* Start Extracted data *
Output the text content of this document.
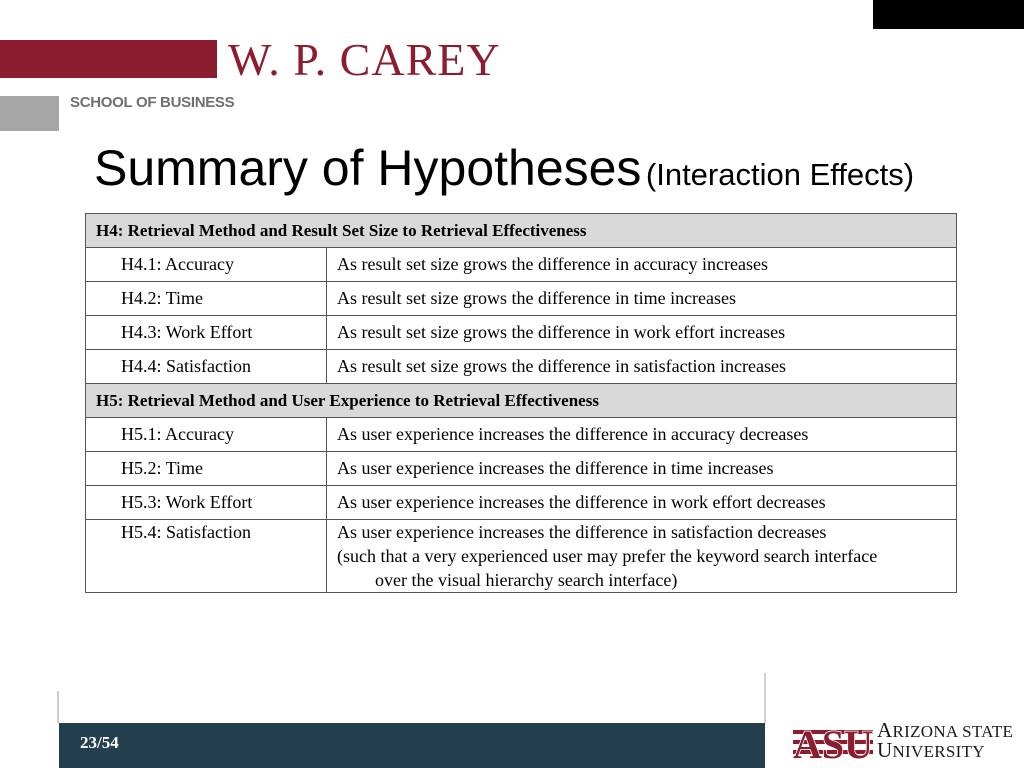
W. P. CAREY
SCHOOL OF BUSINESS
Summary of Hypotheses (Interaction Effects)
H4: Retrieval Method and Result Set Size to Retrieval Effectiveness	
H4.1: Accuracy	As result set size grows the difference in accuracy increases
H4.2: Time	As result set size grows the difference in time increases
H4.3: Work Effort	As result set size grows the difference in work effort increases
H4.4: Satisfaction	As result set size grows the difference in satisfaction increases
H5: Retrieval Method and User Experience to Retrieval Effectiveness	
H5.1: Accuracy	As user experience increases the difference in accuracy decreases
H5.2: Time	As user experience increases the difference in time increases
H5.3: Work Effort	As user experience increases the difference in work effort decreases
H5.4: Satisfaction	As user experience increases the difference in satisfaction decreases
(such that a very experienced user may prefer the keyword search interface
over the visual hierarchy search interface)
23/54	ASU ARIZONA STATE
UNIVERSITY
* End Extracted data *
### Problem details
Return the whole listing, word for word, and leave out every picture.

### Finished task
Output the text content of this document.
W. P. CAREY
SCHOOL OF BUSINESS
Summary of Hypotheses (Interaction Effects)
H4: Retrieval Method and Result Set Size to Retrieval Effectiveness	
H4.1: Accuracy	As result set size grows the difference in accuracy increases
H4.2: Time	As result set size grows the difference in time increases
H4.3: Work Effort	As result set size grows the difference in work effort increases
H4.4: Satisfaction	As result set size grows the difference in satisfaction increases
H5: Retrieval Method and User Experience to Retrieval Effectiveness	
H5.1: Accuracy	As user experience increases the difference in accuracy decreases
H5.2: Time	As user experience increases the difference in time increases
H5.3: Work Effort	As user experience increases the difference in work effort decreases
H5.4: Satisfaction	As user experience increases the difference in satisfaction decreases
(such that a very experienced user may prefer the keyword search interface
over the visual hierarchy search interface)
23/54	ASU ARIZONA STATE
UNIVERSITY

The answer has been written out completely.